Restate the complete material exactly.

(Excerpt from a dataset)
* * * *

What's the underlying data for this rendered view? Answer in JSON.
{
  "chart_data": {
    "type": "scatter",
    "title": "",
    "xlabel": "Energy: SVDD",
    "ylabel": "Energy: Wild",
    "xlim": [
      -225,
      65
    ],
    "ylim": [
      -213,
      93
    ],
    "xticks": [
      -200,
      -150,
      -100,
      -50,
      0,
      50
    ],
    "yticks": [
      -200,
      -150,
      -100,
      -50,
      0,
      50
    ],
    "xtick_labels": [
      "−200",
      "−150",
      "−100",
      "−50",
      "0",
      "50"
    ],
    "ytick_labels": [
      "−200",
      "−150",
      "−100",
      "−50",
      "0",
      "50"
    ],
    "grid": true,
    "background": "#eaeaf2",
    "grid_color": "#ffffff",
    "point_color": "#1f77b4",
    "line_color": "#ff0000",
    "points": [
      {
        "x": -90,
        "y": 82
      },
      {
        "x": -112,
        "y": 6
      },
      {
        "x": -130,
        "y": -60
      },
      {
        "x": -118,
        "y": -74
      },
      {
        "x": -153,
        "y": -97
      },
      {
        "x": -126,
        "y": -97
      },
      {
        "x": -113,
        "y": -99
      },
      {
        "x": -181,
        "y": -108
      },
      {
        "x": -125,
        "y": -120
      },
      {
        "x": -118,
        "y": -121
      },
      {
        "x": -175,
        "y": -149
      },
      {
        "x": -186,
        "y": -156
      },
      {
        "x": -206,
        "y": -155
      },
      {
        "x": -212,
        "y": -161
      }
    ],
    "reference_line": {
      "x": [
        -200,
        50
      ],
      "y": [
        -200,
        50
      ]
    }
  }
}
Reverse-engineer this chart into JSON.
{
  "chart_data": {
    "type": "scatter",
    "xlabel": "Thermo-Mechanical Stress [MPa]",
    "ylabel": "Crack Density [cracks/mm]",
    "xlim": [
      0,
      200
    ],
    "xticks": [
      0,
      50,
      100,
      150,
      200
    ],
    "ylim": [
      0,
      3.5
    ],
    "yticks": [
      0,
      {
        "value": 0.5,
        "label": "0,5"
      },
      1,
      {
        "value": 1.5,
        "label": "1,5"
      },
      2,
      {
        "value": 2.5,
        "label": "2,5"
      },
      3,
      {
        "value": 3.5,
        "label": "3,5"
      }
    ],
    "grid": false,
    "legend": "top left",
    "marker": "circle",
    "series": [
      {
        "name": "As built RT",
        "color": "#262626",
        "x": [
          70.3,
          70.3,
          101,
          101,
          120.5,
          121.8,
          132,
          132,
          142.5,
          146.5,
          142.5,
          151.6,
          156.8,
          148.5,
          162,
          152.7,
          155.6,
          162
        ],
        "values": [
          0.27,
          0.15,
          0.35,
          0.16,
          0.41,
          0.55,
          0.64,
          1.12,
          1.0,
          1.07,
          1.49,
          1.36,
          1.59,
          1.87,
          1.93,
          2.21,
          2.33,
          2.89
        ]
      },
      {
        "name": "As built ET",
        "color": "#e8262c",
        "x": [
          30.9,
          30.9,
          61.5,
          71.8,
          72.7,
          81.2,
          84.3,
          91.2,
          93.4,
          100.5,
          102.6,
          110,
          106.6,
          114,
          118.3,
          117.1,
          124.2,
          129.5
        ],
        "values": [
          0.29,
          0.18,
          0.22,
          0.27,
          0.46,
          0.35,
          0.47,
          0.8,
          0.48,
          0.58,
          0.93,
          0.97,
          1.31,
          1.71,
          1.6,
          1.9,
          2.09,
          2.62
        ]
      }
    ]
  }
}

* * * *

* _Complete answer_
What's the underlying data for this rendered view? Answer in JSON.
{
  "chart_data": {
    "type": "scatter",
    "title": "",
    "xlabel": "Energy: SVDD",
    "ylabel": "Energy: Wild",
    "xlim": [
      -225,
      65
    ],
    "ylim": [
      -213,
      93
    ],
    "xticks": [
      -200,
      -150,
      -100,
      -50,
      0,
      50
    ],
    "yticks": [
      -200,
      -150,
      -100,
      -50,
      0,
      50
    ],
    "xtick_labels": [
      "−200",
      "−150",
      "−100",
      "−50",
      "0",
      "50"
    ],
    "ytick_labels": [
      "−200",
      "−150",
      "−100",
      "−50",
      "0",
      "50"
    ],
    "grid": true,
    "background": "#eaeaf2",
    "grid_color": "#ffffff",
    "point_color": "#1f77b4",
    "line_color": "#ff0000",
    "points": [
      {
        "x": -90,
        "y": 82
      },
      {
        "x": -112,
        "y": 6
      },
      {
        "x": -130,
        "y": -60
      },
      {
        "x": -118,
        "y": -74
      },
      {
        "x": -153,
        "y": -97
      },
      {
        "x": -126,
        "y": -97
      },
      {
        "x": -113,
        "y": -99
      },
      {
        "x": -181,
        "y": -108
      },
      {
        "x": -125,
        "y": -120
      },
      {
        "x": -118,
        "y": -121
      },
      {
        "x": -175,
        "y": -149
      },
      {
        "x": -186,
        "y": -156
      },
      {
        "x": -206,
        "y": -155
      },
      {
        "x": -212,
        "y": -161
      }
    ],
    "reference_line": {
      "x": [
        -200,
        50
      ],
      "y": [
        -200,
        50
      ]
    }
  }
}
Reverse-engineer this chart into JSON.
{
  "chart_data": {
    "type": "scatter",
    "xlabel": "Thermo-Mechanical Stress [MPa]",
    "ylabel": "Crack Density [cracks/mm]",
    "xlim": [
      0,
      200
    ],
    "xticks": [
      0,
      50,
      100,
      150,
      200
    ],
    "ylim": [
      0,
      3.5
    ],
    "yticks": [
      0,
      {
        "value": 0.5,
        "label": "0,5"
      },
      1,
      {
        "value": 1.5,
        "label": "1,5"
      },
      2,
      {
        "value": 2.5,
        "label": "2,5"
      },
      3,
      {
        "value": 3.5,
        "label": "3,5"
      }
    ],
    "grid": false,
    "legend": "top left",
    "marker": "circle",
    "series": [
      {
        "name": "As built RT",
        "color": "#262626",
        "x": [
          70.3,
          70.3,
          101,
          101,
          120.5,
          121.8,
          132,
          132,
          142.5,
          146.5,
          142.5,
          151.6,
          156.8,
          148.5,
          162,
          152.7,
          155.6,
          162
        ],
        "values": [
          0.27,
          0.15,
          0.35,
          0.16,
          0.41,
          0.55,
          0.64,
          1.12,
          1.0,
          1.07,
          1.49,
          1.36,
          1.59,
          1.87,
          1.93,
          2.21,
          2.33,
          2.89
        ]
      },
      {
        "name": "As built ET",
        "color": "#e8262c",
        "x": [
          30.9,
          30.9,
          61.5,
          71.8,
          72.7,
          81.2,
          84.3,
          91.2,
          93.4,
          100.5,
          102.6,
          110,
          106.6,
          114,
          118.3,
          117.1,
          124.2,
          129.5
        ],
        "values": [
          0.29,
          0.18,
          0.22,
          0.27,
          0.46,
          0.35,
          0.47,
          0.8,
          0.48,
          0.58,
          0.93,
          0.97,
          1.31,
          1.71,
          1.6,
          1.9,
          2.09,
          2.62
        ]
      }
    ]
  }
}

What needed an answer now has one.